(WRITTEN REQUEST) Every record that follows must be duplicated exactly, with images left out.

(MATERIAL)
————
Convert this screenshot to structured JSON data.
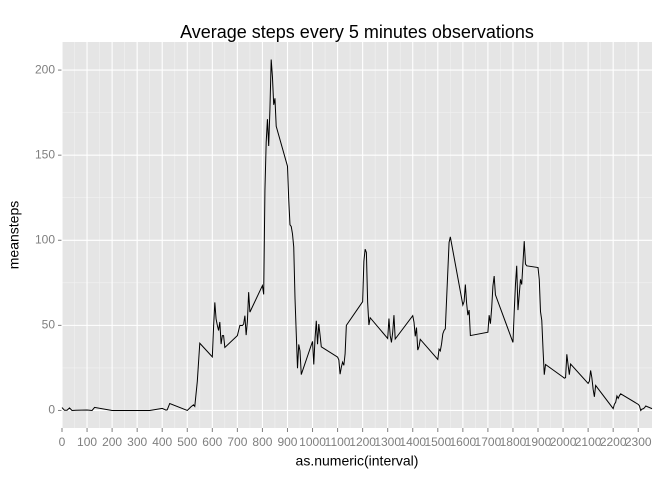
{
  "chart_data": {
    "type": "line",
    "title": "Average steps every 5 minutes observations",
    "x_label": "as.numeric(interval)",
    "y_label": "meansteps",
    "color": "#000000",
    "grid": true,
    "x": [
      0,
      10,
      20,
      30,
      40,
      55,
      100,
      120,
      130,
      200,
      300,
      350,
      400,
      415,
      420,
      430,
      500,
      515,
      525,
      530,
      540,
      550,
      600,
      605,
      610,
      615,
      620,
      625,
      630,
      635,
      640,
      645,
      650,
      700,
      710,
      720,
      725,
      730,
      735,
      740,
      745,
      750,
      800,
      805,
      810,
      815,
      820,
      825,
      830,
      835,
      840,
      845,
      850,
      855,
      900,
      905,
      910,
      915,
      920,
      925,
      930,
      935,
      940,
      945,
      950,
      955,
      1000,
      1005,
      1010,
      1015,
      1020,
      1025,
      1030,
      1035,
      1100,
      1105,
      1110,
      1115,
      1120,
      1125,
      1130,
      1135,
      1200,
      1205,
      1210,
      1215,
      1220,
      1225,
      1230,
      1300,
      1305,
      1310,
      1315,
      1320,
      1325,
      1330,
      1400,
      1405,
      1410,
      1415,
      1420,
      1425,
      1430,
      1500,
      1505,
      1510,
      1515,
      1520,
      1525,
      1530,
      1545,
      1550,
      1600,
      1605,
      1610,
      1615,
      1620,
      1625,
      1630,
      1700,
      1705,
      1710,
      1715,
      1720,
      1725,
      1730,
      1800,
      1805,
      1810,
      1815,
      1820,
      1825,
      1830,
      1835,
      1845,
      1850,
      1855,
      1900,
      1905,
      1910,
      1915,
      1920,
      1925,
      1930,
      2000,
      2005,
      2010,
      2015,
      2020,
      2025,
      2030,
      2100,
      2105,
      2110,
      2115,
      2120,
      2125,
      2130,
      2200,
      2205,
      2210,
      2215,
      2220,
      2225,
      2230,
      2300,
      2305,
      2310,
      2315,
      2320,
      2325,
      2330,
      2355
    ],
    "values": [
      1.7,
      0.1,
      0.1,
      1.5,
      0,
      0.1,
      0.3,
      0,
      1.8,
      0,
      0,
      0,
      1.2,
      0.2,
      0.4,
      4.1,
      0,
      2.2,
      3.3,
      2.4,
      17,
      39.5,
      31.5,
      49,
      63.5,
      53.8,
      50,
      47,
      52,
      39,
      44,
      44,
      37,
      44,
      50,
      49.9,
      50.8,
      55.7,
      44.3,
      52.3,
      69.5,
      57.8,
      73.4,
      68.2,
      129.4,
      157.5,
      171.2,
      155.4,
      177.3,
      206.2,
      195.9,
      179.6,
      183.4,
      167,
      143.5,
      124,
      109.1,
      108.1,
      103.7,
      96,
      66.2,
      45.2,
      24.8,
      38.8,
      35,
      21.1,
      40.6,
      27,
      42.4,
      52.7,
      38.9,
      50.8,
      44.3,
      37.4,
      31.4,
      29.7,
      21.3,
      25.5,
      28.4,
      26.5,
      33.3,
      50,
      63.9,
      87.7,
      94.8,
      92.8,
      63.4,
      50.2,
      54.5,
      42.3,
      54,
      44,
      40,
      46,
      56,
      42,
      55.7,
      51.9,
      43.6,
      48.7,
      35.5,
      37.5,
      41.8,
      30,
      36,
      35,
      39,
      45,
      47,
      48,
      98.7,
      102,
      62,
      64,
      74,
      63,
      56,
      59,
      44,
      46,
      56,
      51,
      60,
      73,
      79,
      68,
      40,
      58,
      74,
      85,
      59,
      68,
      77,
      74,
      99.5,
      86,
      85,
      84,
      77,
      58,
      53,
      36,
      21,
      27,
      19.6,
      19,
      19.3,
      33,
      26.8,
      21,
      27.3,
      15.9,
      17.2,
      23.5,
      19.2,
      12.5,
      8,
      14.7,
      1.1,
      3.7,
      4.8,
      8.5,
      7.1,
      8.7,
      9.8,
      3.6,
      2.7,
      0,
      0.8,
      1,
      1.6,
      2.6,
      1.1
    ],
    "xlim": [
      0,
      2355
    ],
    "ylim": [
      -10.3,
      216.5
    ],
    "xticks": [
      0,
      100,
      200,
      300,
      400,
      500,
      600,
      700,
      800,
      900,
      1000,
      1100,
      1200,
      1300,
      1400,
      1500,
      1600,
      1700,
      1800,
      1900,
      2000,
      2100,
      2200,
      2300
    ],
    "yticks": [
      0,
      50,
      100,
      150,
      200
    ]
  }
}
————
(RESULT OF THIS TASK)
Convert this screenshot to structured JSON data.
{
  "chart_data": {
    "type": "line",
    "title": "Average steps every 5 minutes observations",
    "x_label": "as.numeric(interval)",
    "y_label": "meansteps",
    "color": "#000000",
    "grid": true,
    "x": [
      0,
      10,
      20,
      30,
      40,
      55,
      100,
      120,
      130,
      200,
      300,
      350,
      400,
      415,
      420,
      430,
      500,
      515,
      525,
      530,
      540,
      550,
      600,
      605,
      610,
      615,
      620,
      625,
      630,
      635,
      640,
      645,
      650,
      700,
      710,
      720,
      725,
      730,
      735,
      740,
      745,
      750,
      800,
      805,
      810,
      815,
      820,
      825,
      830,
      835,
      840,
      845,
      850,
      855,
      900,
      905,
      910,
      915,
      920,
      925,
      930,
      935,
      940,
      945,
      950,
      955,
      1000,
      1005,
      1010,
      1015,
      1020,
      1025,
      1030,
      1035,
      1100,
      1105,
      1110,
      1115,
      1120,
      1125,
      1130,
      1135,
      1200,
      1205,
      1210,
      1215,
      1220,
      1225,
      1230,
      1300,
      1305,
      1310,
      1315,
      1320,
      1325,
      1330,
      1400,
      1405,
      1410,
      1415,
      1420,
      1425,
      1430,
      1500,
      1505,
      1510,
      1515,
      1520,
      1525,
      1530,
      1545,
      1550,
      1600,
      1605,
      1610,
      1615,
      1620,
      1625,
      1630,
      1700,
      1705,
      1710,
      1715,
      1720,
      1725,
      1730,
      1800,
      1805,
      1810,
      1815,
      1820,
      1825,
      1830,
      1835,
      1845,
      1850,
      1855,
      1900,
      1905,
      1910,
      1915,
      1920,
      1925,
      1930,
      2000,
      2005,
      2010,
      2015,
      2020,
      2025,
      2030,
      2100,
      2105,
      2110,
      2115,
      2120,
      2125,
      2130,
      2200,
      2205,
      2210,
      2215,
      2220,
      2225,
      2230,
      2300,
      2305,
      2310,
      2315,
      2320,
      2325,
      2330,
      2355
    ],
    "values": [
      1.7,
      0.1,
      0.1,
      1.5,
      0,
      0.1,
      0.3,
      0,
      1.8,
      0,
      0,
      0,
      1.2,
      0.2,
      0.4,
      4.1,
      0,
      2.2,
      3.3,
      2.4,
      17,
      39.5,
      31.5,
      49,
      63.5,
      53.8,
      50,
      47,
      52,
      39,
      44,
      44,
      37,
      44,
      50,
      49.9,
      50.8,
      55.7,
      44.3,
      52.3,
      69.5,
      57.8,
      73.4,
      68.2,
      129.4,
      157.5,
      171.2,
      155.4,
      177.3,
      206.2,
      195.9,
      179.6,
      183.4,
      167,
      143.5,
      124,
      109.1,
      108.1,
      103.7,
      96,
      66.2,
      45.2,
      24.8,
      38.8,
      35,
      21.1,
      40.6,
      27,
      42.4,
      52.7,
      38.9,
      50.8,
      44.3,
      37.4,
      31.4,
      29.7,
      21.3,
      25.5,
      28.4,
      26.5,
      33.3,
      50,
      63.9,
      87.7,
      94.8,
      92.8,
      63.4,
      50.2,
      54.5,
      42.3,
      54,
      44,
      40,
      46,
      56,
      42,
      55.7,
      51.9,
      43.6,
      48.7,
      35.5,
      37.5,
      41.8,
      30,
      36,
      35,
      39,
      45,
      47,
      48,
      98.7,
      102,
      62,
      64,
      74,
      63,
      56,
      59,
      44,
      46,
      56,
      51,
      60,
      73,
      79,
      68,
      40,
      58,
      74,
      85,
      59,
      68,
      77,
      74,
      99.5,
      86,
      85,
      84,
      77,
      58,
      53,
      36,
      21,
      27,
      19.6,
      19,
      19.3,
      33,
      26.8,
      21,
      27.3,
      15.9,
      17.2,
      23.5,
      19.2,
      12.5,
      8,
      14.7,
      1.1,
      3.7,
      4.8,
      8.5,
      7.1,
      8.7,
      9.8,
      3.6,
      2.7,
      0,
      0.8,
      1,
      1.6,
      2.6,
      1.1
    ],
    "xlim": [
      0,
      2355
    ],
    "ylim": [
      -10.3,
      216.5
    ],
    "xticks": [
      0,
      100,
      200,
      300,
      400,
      500,
      600,
      700,
      800,
      900,
      1000,
      1100,
      1200,
      1300,
      1400,
      1500,
      1600,
      1700,
      1800,
      1900,
      2000,
      2100,
      2200,
      2300
    ],
    "yticks": [
      0,
      50,
      100,
      150,
      200
    ]
  }
}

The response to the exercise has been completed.